Task details: Write out the data again in full, exactly as it reads.

Dataset rows:
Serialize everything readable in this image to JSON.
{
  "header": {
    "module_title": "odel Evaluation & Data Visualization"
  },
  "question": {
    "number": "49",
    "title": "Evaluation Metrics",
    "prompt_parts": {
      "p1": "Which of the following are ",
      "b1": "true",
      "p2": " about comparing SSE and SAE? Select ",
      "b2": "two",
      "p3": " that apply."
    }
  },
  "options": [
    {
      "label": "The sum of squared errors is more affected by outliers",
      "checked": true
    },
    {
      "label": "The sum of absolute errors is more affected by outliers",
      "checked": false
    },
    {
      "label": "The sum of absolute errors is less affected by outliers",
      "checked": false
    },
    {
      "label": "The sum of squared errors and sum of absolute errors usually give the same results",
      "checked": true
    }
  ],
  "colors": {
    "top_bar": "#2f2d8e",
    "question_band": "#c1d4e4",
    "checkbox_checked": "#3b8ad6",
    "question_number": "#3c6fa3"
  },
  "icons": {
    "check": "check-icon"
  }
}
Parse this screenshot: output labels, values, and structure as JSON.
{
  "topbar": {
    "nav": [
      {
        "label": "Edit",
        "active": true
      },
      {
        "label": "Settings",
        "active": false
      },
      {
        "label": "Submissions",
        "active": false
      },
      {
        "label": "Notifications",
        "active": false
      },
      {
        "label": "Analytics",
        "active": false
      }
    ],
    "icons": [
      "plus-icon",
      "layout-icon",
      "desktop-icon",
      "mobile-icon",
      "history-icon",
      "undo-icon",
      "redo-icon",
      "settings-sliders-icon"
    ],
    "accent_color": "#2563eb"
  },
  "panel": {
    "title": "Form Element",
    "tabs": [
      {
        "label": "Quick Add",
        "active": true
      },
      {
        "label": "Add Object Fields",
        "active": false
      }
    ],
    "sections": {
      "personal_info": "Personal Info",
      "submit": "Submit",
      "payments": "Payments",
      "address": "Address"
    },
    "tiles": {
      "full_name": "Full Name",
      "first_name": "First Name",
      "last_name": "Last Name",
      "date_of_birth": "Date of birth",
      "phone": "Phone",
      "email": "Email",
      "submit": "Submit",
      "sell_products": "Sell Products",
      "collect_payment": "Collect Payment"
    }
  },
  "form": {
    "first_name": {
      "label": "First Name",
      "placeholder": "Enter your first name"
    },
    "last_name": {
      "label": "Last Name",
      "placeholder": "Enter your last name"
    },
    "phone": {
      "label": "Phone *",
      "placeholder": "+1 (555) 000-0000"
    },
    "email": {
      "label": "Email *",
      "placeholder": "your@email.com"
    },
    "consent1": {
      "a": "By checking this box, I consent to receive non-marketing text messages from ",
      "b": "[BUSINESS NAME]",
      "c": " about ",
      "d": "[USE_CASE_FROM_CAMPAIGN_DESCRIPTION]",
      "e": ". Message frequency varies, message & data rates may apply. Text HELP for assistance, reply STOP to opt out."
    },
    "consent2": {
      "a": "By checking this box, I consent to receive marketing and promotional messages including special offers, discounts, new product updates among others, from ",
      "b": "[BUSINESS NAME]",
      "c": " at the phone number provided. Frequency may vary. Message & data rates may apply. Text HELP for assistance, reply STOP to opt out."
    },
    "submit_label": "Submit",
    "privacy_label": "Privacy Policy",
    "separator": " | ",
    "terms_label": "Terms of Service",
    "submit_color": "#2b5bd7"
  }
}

The answer:
Serialize everything readable in this image to JSON.
{
  "header": {
    "module_title": "odel Evaluation & Data Visualization"
  },
  "question": {
    "number": "49",
    "title": "Evaluation Metrics",
    "prompt_parts": {
      "p1": "Which of the following are ",
      "b1": "true",
      "p2": " about comparing SSE and SAE? Select ",
      "b2": "two",
      "p3": " that apply."
    }
  },
  "options": [
    {
      "label": "The sum of squared errors is more affected by outliers",
      "checked": true
    },
    {
      "label": "The sum of absolute errors is more affected by outliers",
      "checked": false
    },
    {
      "label": "The sum of absolute errors is less affected by outliers",
      "checked": false
    },
    {
      "label": "The sum of squared errors and sum of absolute errors usually give the same results",
      "checked": true
    }
  ],
  "colors": {
    "top_bar": "#2f2d8e",
    "question_band": "#c1d4e4",
    "checkbox_checked": "#3b8ad6",
    "question_number": "#3c6fa3"
  },
  "icons": {
    "check": "check-icon"
  }
}
Parse this screenshot: output labels, values, and structure as JSON.
{
  "topbar": {
    "nav": [
      {
        "label": "Edit",
        "active": true
      },
      {
        "label": "Settings",
        "active": false
      },
      {
        "label": "Submissions",
        "active": false
      },
      {
        "label": "Notifications",
        "active": false
      },
      {
        "label": "Analytics",
        "active": false
      }
    ],
    "icons": [
      "plus-icon",
      "layout-icon",
      "desktop-icon",
      "mobile-icon",
      "history-icon",
      "undo-icon",
      "redo-icon",
      "settings-sliders-icon"
    ],
    "accent_color": "#2563eb"
  },
  "panel": {
    "title": "Form Element",
    "tabs": [
      {
        "label": "Quick Add",
        "active": true
      },
      {
        "label": "Add Object Fields",
        "active": false
      }
    ],
    "sections": {
      "personal_info": "Personal Info",
      "submit": "Submit",
      "payments": "Payments",
      "address": "Address"
    },
    "tiles": {
      "full_name": "Full Name",
      "first_name": "First Name",
      "last_name": "Last Name",
      "date_of_birth": "Date of birth",
      "phone": "Phone",
      "email": "Email",
      "submit": "Submit",
      "sell_products": "Sell Products",
      "collect_payment": "Collect Payment"
    }
  },
  "form": {
    "first_name": {
      "label": "First Name",
      "placeholder": "Enter your first name"
    },
    "last_name": {
      "label": "Last Name",
      "placeholder": "Enter your last name"
    },
    "phone": {
      "label": "Phone *",
      "placeholder": "+1 (555) 000-0000"
    },
    "email": {
      "label": "Email *",
      "placeholder": "your@email.com"
    },
    "consent1": {
      "a": "By checking this box, I consent to receive non-marketing text messages from ",
      "b": "[BUSINESS NAME]",
      "c": " about ",
      "d": "[USE_CASE_FROM_CAMPAIGN_DESCRIPTION]",
      "e": ". Message frequency varies, message & data rates may apply. Text HELP for assistance, reply STOP to opt out."
    },
    "consent2": {
      "a": "By checking this box, I consent to receive marketing and promotional messages including special offers, discounts, new product updates among others, from ",
      "b": "[BUSINESS NAME]",
      "c": " at the phone number provided. Frequency may vary. Message & data rates may apply. Text HELP for assistance, reply STOP to opt out."
    },
    "submit_label": "Submit",
    "privacy_label": "Privacy Policy",
    "separator": " | ",
    "terms_label": "Terms of Service",
    "submit_color": "#2b5bd7"
  }
}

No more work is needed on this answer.